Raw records

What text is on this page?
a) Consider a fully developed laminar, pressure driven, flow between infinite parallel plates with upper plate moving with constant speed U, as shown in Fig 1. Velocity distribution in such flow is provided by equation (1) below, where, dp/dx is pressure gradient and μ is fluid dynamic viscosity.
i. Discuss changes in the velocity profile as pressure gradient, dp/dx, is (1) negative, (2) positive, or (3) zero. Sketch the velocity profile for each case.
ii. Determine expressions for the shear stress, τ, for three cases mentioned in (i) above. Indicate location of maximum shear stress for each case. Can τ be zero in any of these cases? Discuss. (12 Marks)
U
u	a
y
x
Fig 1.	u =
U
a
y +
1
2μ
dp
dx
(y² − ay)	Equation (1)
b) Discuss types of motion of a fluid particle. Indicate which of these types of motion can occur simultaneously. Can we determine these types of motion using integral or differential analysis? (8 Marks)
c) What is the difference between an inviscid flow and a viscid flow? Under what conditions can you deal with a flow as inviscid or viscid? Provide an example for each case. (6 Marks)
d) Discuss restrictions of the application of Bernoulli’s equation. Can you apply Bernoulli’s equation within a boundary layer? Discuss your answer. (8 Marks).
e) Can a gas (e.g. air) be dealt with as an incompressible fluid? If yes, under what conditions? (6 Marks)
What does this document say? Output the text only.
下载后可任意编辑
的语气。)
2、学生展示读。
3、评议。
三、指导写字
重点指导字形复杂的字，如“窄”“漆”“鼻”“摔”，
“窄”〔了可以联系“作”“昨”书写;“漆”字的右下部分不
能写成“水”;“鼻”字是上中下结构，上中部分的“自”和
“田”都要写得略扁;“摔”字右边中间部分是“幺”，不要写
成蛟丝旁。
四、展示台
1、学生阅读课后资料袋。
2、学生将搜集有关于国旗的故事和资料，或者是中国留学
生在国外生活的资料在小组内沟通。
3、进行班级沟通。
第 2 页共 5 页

* **Given instruction**: Copy every line of the listing containing the string "fluid".

* **Task answer**:
a) Consider a fully developed laminar, pressure driven, flow between infinite parallel plates with upper plate moving with constant speed U, as shown in Fig 1. Velocity distribution in such flow is provided by equation (1) below, where, dp/dx is pressure gradient and μ is fluid dynamic viscosity.
b) Discuss types of motion of a fluid particle. Indicate which of these types of motion can occur simultaneously. Can we determine these types of motion using integral or differential analysis? (8 Marks)
e) Can a gas (e.g. air) be dealt with as an incompressible fluid? If yes, under what conditions? (6 Marks)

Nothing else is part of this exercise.